==== Supplied material

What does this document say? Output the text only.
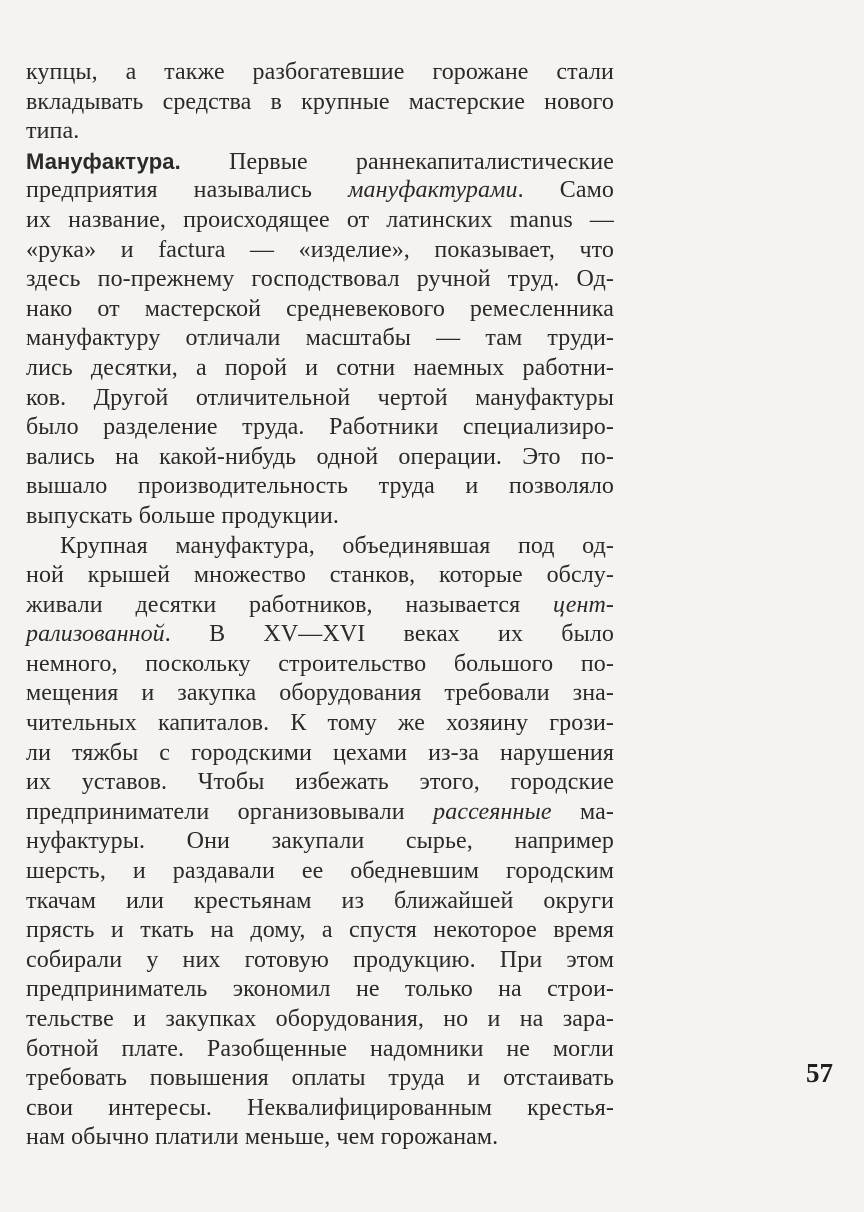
купцы, а также разбогатевшие горожане стали
вкладывать средства в крупные мастерские нового
типа.
Мануфактура. Первые раннекапиталистические
предприятия назывались мануфактурами. Само
их название, происходящее от латинских manus —
«рука» и factura — «изделие», показывает, что
здесь по-прежнему господствовал ручной труд. Од-
нако от мастерской средневекового ремесленника
мануфактуру отличали масштабы — там труди-
лись десятки, а порой и сотни наемных работни-
ков. Другой отличительной чертой мануфактуры
было разделение труда. Работники специализиро-
вались на какой-нибудь одной операции. Это по-
вышало производительность труда и позволяло
выпускать больше продукции.
Крупная мануфактура, объединявшая под од-
ной крышей множество станков, которые обслу-
живали десятки работников, называется цент-
рализованной. В XV—XVI веках их было
немного, поскольку строительство большого по-
мещения и закупка оборудования требовали зна-
чительных капиталов. К тому же хозяину грози-
ли тяжбы с городскими цехами из-за нарушения
их уставов. Чтобы избежать этого, городские
предприниматели организовывали рассеянные ма-
нуфактуры. Они закупали сырье, например
шерсть, и раздавали ее обедневшим городским
ткачам или крестьянам из ближайшей округи
прясть и ткать на дому, а спустя некоторое время
собирали у них готовую продукцию. При этом
предприниматель экономил не только на строи-
тельстве и закупках оборудования, но и на зара-
ботной плате. Разобщенные надомники не могли
требовать повышения оплаты труда и отстаивать
свои интересы. Неквалифицированным крестья-
нам обычно платили меньше, чем горожанам.
57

========

* Work required:
Make a word-for-word copy of the entries, without any pictures.

* Result:
What does this document say? Output the text only.
купцы, а также разбогатевшие горожане стали
вкладывать средства в крупные мастерские нового
типа.
Мануфактура. Первые раннекапиталистические
предприятия назывались мануфактурами. Само
их название, происходящее от латинских manus —
«рука» и factura — «изделие», показывает, что
здесь по-прежнему господствовал ручной труд. Од-
нако от мастерской средневекового ремесленника
мануфактуру отличали масштабы — там труди-
лись десятки, а порой и сотни наемных работни-
ков. Другой отличительной чертой мануфактуры
было разделение труда. Работники специализиро-
вались на какой-нибудь одной операции. Это по-
вышало производительность труда и позволяло
выпускать больше продукции.
Крупная мануфактура, объединявшая под од-
ной крышей множество станков, которые обслу-
живали десятки работников, называется цент-
рализованной. В XV—XVI веках их было
немного, поскольку строительство большого по-
мещения и закупка оборудования требовали зна-
чительных капиталов. К тому же хозяину грози-
ли тяжбы с городскими цехами из-за нарушения
их уставов. Чтобы избежать этого, городские
предприниматели организовывали рассеянные ма-
нуфактуры. Они закупали сырье, например
шерсть, и раздавали ее обедневшим городским
ткачам или крестьянам из ближайшей округи
прясть и ткать на дому, а спустя некоторое время
собирали у них готовую продукцию. При этом
предприниматель экономил не только на строи-
тельстве и закупках оборудования, но и на зара-
ботной плате. Разобщенные надомники не могли
требовать повышения оплаты труда и отстаивать
свои интересы. Неквалифицированным крестья-
нам обычно платили меньше, чем горожанам.
57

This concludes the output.